- RAW RECORDS -
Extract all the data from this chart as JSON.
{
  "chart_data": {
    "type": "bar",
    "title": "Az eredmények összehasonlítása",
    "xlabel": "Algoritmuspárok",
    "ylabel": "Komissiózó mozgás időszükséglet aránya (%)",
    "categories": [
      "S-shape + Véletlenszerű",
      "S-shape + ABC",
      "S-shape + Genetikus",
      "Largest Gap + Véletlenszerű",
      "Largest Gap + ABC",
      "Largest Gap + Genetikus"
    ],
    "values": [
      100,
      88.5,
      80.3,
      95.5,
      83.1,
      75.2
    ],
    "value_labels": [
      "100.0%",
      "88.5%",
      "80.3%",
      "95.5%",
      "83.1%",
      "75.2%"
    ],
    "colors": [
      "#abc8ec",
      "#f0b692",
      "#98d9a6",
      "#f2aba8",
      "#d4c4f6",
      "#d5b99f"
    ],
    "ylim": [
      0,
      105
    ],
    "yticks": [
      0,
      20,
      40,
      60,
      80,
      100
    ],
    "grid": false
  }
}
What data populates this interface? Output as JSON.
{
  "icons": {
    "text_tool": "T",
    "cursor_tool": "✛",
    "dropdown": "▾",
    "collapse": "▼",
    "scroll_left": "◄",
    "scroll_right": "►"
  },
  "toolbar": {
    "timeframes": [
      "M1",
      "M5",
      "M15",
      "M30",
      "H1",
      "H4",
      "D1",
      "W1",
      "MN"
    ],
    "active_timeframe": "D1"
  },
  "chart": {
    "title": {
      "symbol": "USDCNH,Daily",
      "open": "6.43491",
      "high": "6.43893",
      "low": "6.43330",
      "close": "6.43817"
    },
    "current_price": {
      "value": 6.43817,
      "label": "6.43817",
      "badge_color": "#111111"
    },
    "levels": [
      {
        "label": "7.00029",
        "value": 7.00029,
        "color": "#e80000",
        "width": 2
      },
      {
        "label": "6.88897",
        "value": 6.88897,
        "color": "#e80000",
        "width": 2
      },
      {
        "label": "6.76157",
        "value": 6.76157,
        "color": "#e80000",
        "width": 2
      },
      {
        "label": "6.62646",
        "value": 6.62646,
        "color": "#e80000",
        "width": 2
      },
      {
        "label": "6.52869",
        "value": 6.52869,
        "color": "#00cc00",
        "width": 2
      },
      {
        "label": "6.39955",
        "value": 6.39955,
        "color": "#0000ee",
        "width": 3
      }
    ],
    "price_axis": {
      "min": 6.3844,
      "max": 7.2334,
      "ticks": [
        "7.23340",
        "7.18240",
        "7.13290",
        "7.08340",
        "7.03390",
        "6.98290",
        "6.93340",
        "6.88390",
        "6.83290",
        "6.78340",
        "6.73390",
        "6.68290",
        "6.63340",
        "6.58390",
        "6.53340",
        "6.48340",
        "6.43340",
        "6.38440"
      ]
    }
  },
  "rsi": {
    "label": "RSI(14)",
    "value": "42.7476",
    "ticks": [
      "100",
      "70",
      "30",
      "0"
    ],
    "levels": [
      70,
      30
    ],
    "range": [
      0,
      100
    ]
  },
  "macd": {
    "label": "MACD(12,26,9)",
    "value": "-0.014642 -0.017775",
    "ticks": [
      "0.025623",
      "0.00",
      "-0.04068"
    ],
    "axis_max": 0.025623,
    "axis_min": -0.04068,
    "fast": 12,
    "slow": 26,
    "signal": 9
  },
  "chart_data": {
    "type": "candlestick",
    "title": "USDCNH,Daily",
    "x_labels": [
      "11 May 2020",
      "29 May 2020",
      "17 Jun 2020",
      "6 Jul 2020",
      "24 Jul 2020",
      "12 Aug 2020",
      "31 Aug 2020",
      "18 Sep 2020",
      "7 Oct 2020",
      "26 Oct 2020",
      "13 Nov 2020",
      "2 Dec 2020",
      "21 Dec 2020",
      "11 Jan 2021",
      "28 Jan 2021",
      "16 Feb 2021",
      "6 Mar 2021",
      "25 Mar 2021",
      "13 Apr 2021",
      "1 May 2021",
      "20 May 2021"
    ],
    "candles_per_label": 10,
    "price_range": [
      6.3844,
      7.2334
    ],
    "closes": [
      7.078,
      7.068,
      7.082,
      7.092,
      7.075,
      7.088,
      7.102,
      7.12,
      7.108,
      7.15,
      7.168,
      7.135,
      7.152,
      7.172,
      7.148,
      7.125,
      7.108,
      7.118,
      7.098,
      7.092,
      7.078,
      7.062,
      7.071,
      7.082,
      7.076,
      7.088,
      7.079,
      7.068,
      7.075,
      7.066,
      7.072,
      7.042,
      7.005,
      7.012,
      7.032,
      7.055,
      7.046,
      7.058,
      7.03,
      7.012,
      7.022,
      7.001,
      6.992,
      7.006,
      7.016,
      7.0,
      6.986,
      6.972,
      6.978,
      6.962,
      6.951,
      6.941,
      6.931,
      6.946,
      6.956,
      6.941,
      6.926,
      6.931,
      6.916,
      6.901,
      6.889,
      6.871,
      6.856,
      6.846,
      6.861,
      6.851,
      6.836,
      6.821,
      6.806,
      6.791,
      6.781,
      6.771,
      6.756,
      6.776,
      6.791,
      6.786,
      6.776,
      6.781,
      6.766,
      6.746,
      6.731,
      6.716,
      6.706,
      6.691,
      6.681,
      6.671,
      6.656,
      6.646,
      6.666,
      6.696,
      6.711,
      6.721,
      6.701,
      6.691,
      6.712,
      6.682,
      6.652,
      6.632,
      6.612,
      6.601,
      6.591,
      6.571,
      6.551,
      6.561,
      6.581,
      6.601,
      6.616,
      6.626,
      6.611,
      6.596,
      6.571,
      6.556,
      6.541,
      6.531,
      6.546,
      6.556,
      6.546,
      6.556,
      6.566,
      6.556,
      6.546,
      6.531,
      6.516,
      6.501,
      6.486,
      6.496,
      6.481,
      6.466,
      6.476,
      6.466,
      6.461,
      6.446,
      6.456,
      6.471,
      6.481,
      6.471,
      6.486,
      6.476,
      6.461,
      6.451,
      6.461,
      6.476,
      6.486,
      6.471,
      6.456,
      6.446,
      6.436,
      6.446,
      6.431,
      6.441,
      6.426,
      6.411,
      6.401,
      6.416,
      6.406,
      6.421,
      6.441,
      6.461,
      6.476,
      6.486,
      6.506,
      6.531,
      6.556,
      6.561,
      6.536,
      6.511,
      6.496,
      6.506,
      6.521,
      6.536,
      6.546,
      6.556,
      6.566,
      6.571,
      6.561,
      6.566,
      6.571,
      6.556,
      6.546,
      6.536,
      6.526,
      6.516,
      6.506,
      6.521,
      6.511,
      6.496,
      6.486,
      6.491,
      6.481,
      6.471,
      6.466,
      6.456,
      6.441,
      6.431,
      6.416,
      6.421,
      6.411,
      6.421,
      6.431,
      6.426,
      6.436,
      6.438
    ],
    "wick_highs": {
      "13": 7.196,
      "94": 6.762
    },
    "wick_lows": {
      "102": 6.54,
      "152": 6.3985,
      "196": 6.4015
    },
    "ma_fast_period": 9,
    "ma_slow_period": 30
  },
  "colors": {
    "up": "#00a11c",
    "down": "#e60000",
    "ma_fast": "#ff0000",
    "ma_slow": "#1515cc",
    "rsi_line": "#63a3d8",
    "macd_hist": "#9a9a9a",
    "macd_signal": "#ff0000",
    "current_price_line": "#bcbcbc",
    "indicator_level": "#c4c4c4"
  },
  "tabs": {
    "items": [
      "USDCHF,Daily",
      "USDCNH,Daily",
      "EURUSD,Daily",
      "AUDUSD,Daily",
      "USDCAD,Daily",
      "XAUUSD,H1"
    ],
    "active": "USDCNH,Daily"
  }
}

- GOAL -
Show all lines from the listing above in which "Véletlenszerű" appears.

- ANSWER TO THE EXERCISE -
      "S-shape + Véletlenszerű",
      "Largest Gap + Véletlenszerű",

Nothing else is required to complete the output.